=== Requirement ===
Exactly as written, quote every line that follows, skipping the images.

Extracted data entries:
==========

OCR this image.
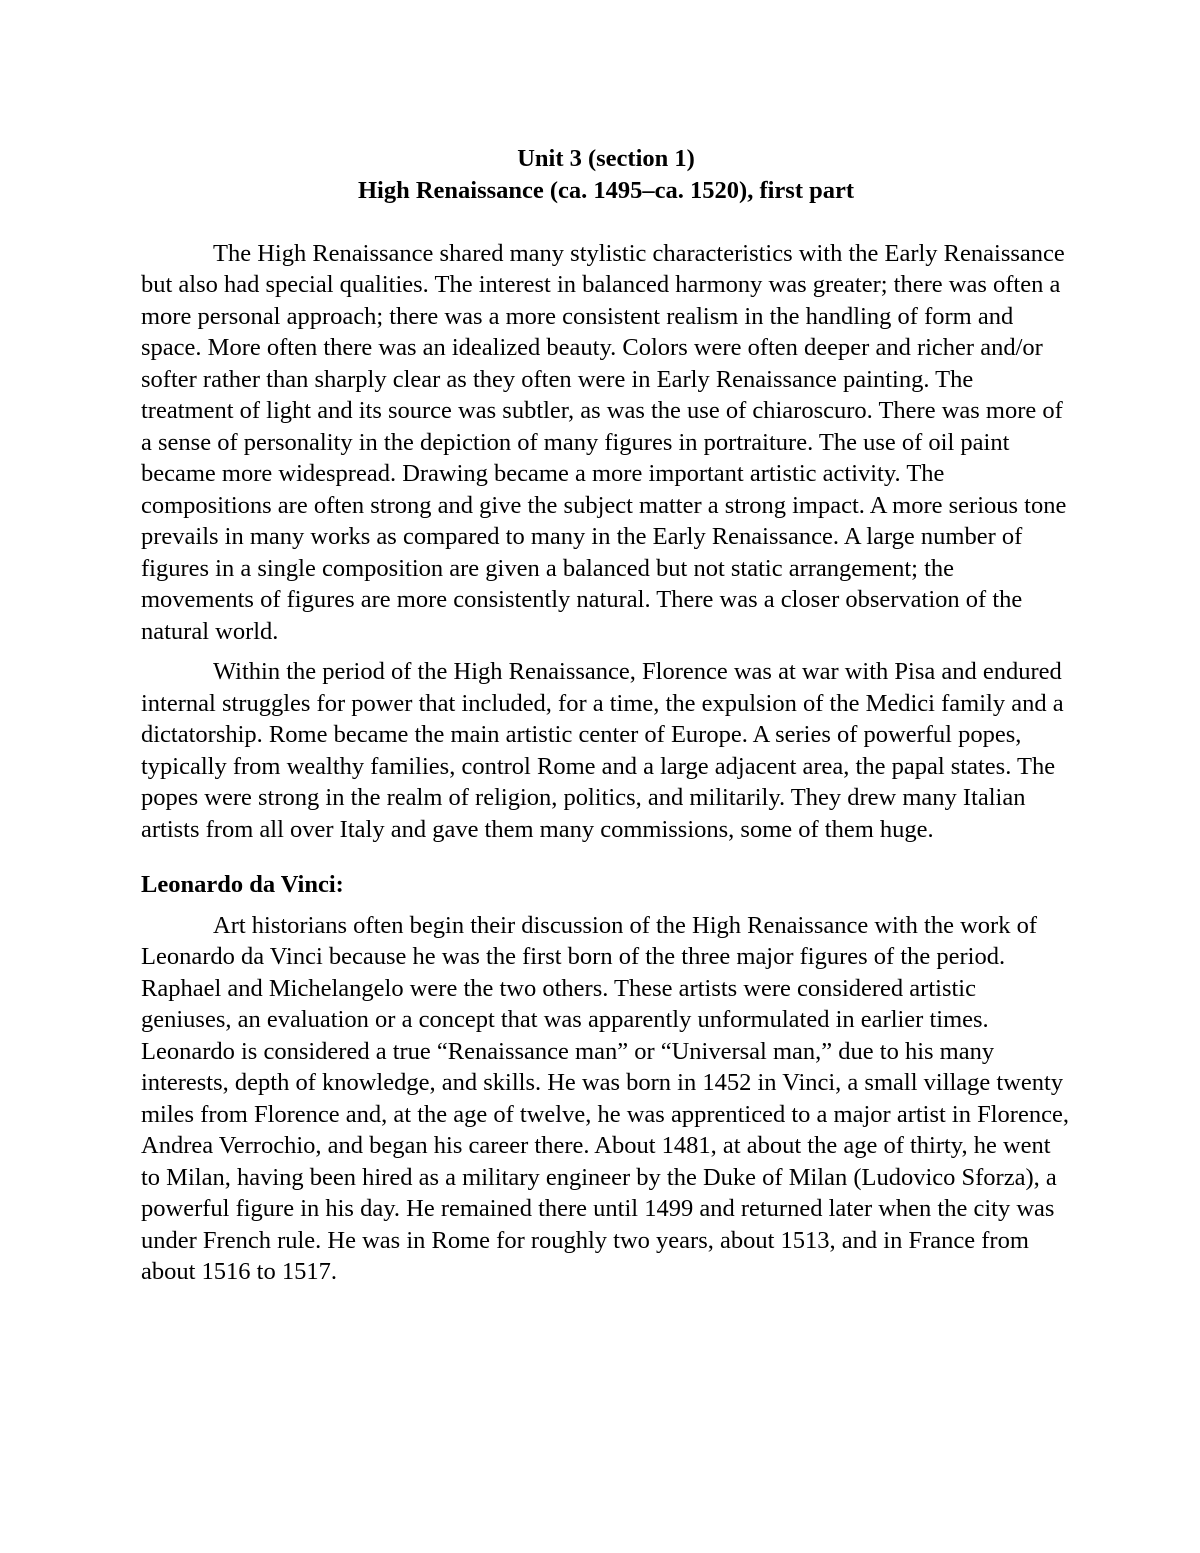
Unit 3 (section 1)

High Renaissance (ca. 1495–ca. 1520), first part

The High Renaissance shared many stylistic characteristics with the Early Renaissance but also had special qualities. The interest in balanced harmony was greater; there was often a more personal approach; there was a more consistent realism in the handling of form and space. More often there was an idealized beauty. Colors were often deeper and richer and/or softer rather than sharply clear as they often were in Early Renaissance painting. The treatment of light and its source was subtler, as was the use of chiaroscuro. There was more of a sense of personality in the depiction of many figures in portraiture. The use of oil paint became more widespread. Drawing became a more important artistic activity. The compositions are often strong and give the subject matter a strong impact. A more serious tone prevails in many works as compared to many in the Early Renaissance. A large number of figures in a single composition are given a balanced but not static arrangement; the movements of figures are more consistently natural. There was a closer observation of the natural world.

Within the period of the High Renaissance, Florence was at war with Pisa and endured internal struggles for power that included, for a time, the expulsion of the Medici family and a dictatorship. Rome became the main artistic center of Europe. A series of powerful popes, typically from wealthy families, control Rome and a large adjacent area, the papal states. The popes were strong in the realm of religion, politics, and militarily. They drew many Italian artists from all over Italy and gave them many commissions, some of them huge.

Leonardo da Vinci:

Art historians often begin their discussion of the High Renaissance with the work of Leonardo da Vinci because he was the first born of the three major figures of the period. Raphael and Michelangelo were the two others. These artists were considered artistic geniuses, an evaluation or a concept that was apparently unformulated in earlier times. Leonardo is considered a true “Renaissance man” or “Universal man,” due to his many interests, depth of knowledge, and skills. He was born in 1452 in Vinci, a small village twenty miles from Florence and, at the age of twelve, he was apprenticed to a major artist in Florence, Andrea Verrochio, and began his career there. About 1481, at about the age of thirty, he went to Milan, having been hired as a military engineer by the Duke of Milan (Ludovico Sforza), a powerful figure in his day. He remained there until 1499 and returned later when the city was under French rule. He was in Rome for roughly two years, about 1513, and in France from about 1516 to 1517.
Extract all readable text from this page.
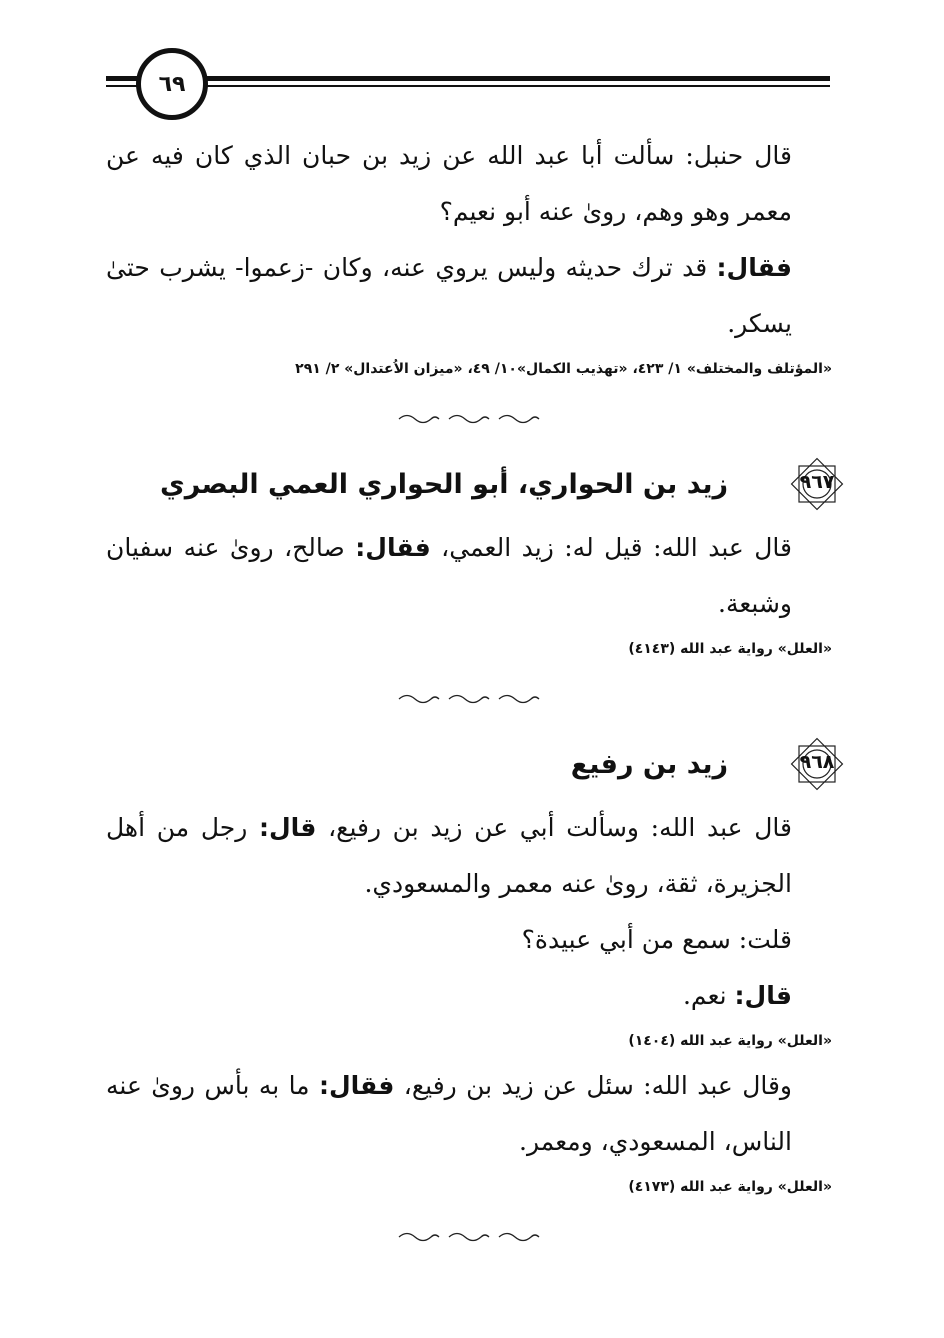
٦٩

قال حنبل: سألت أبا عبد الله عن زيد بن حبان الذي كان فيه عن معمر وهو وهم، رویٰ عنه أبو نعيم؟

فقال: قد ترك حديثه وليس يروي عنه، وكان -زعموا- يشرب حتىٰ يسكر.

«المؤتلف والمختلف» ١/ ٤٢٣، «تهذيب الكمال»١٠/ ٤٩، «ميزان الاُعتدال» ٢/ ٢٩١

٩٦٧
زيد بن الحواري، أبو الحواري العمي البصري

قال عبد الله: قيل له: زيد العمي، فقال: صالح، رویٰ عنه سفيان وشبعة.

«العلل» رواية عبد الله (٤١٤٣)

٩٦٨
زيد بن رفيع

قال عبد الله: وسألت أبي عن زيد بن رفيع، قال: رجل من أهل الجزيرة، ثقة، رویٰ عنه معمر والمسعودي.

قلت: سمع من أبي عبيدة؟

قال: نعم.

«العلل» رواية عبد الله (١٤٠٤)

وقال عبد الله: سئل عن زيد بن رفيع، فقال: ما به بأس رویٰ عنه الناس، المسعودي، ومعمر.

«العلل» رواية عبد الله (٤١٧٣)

==========

=== Result for this task ===
OCR this image.
Unit 3 (section 1)

High Renaissance (ca. 1495–ca. 1520), first part

The High Renaissance shared many stylistic characteristics with the Early Renaissance but also had special qualities. The interest in balanced harmony was greater; there was often a more personal approach; there was a more consistent realism in the handling of form and space. More often there was an idealized beauty. Colors were often deeper and richer and/or softer rather than sharply clear as they often were in Early Renaissance painting. The treatment of light and its source was subtler, as was the use of chiaroscuro. There was more of a sense of personality in the depiction of many figures in portraiture. The use of oil paint became more widespread. Drawing became a more important artistic activity. The compositions are often strong and give the subject matter a strong impact. A more serious tone prevails in many works as compared to many in the Early Renaissance. A large number of figures in a single composition are given a balanced but not static arrangement; the movements of figures are more consistently natural. There was a closer observation of the natural world.

Within the period of the High Renaissance, Florence was at war with Pisa and endured internal struggles for power that included, for a time, the expulsion of the Medici family and a dictatorship. Rome became the main artistic center of Europe. A series of powerful popes, typically from wealthy families, control Rome and a large adjacent area, the papal states. The popes were strong in the realm of religion, politics, and militarily. They drew many Italian artists from all over Italy and gave them many commissions, some of them huge.

Leonardo da Vinci:

Art historians often begin their discussion of the High Renaissance with the work of Leonardo da Vinci because he was the first born of the three major figures of the period. Raphael and Michelangelo were the two others. These artists were considered artistic geniuses, an evaluation or a concept that was apparently unformulated in earlier times. Leonardo is considered a true “Renaissance man” or “Universal man,” due to his many interests, depth of knowledge, and skills. He was born in 1452 in Vinci, a small village twenty miles from Florence and, at the age of twelve, he was apprenticed to a major artist in Florence, Andrea Verrochio, and began his career there. About 1481, at about the age of thirty, he went to Milan, having been hired as a military engineer by the Duke of Milan (Ludovico Sforza), a powerful figure in his day. He remained there until 1499 and returned later when the city was under French rule. He was in Rome for roughly two years, about 1513, and in France from about 1516 to 1517.
Extract all readable text from this page.
٦٩

قال حنبل: سألت أبا عبد الله عن زيد بن حبان الذي كان فيه عن معمر وهو وهم، رویٰ عنه أبو نعيم؟

فقال: قد ترك حديثه وليس يروي عنه، وكان -زعموا- يشرب حتىٰ يسكر.

«المؤتلف والمختلف» ١/ ٤٢٣، «تهذيب الكمال»١٠/ ٤٩، «ميزان الاُعتدال» ٢/ ٢٩١

٩٦٧
زيد بن الحواري، أبو الحواري العمي البصري

قال عبد الله: قيل له: زيد العمي، فقال: صالح، رویٰ عنه سفيان وشبعة.

«العلل» رواية عبد الله (٤١٤٣)

٩٦٨
زيد بن رفيع

قال عبد الله: وسألت أبي عن زيد بن رفيع، قال: رجل من أهل الجزيرة، ثقة، رویٰ عنه معمر والمسعودي.

قلت: سمع من أبي عبيدة؟

قال: نعم.

«العلل» رواية عبد الله (١٤٠٤)

وقال عبد الله: سئل عن زيد بن رفيع، فقال: ما به بأس رویٰ عنه الناس، المسعودي، ومعمر.

«العلل» رواية عبد الله (٤١٧٣)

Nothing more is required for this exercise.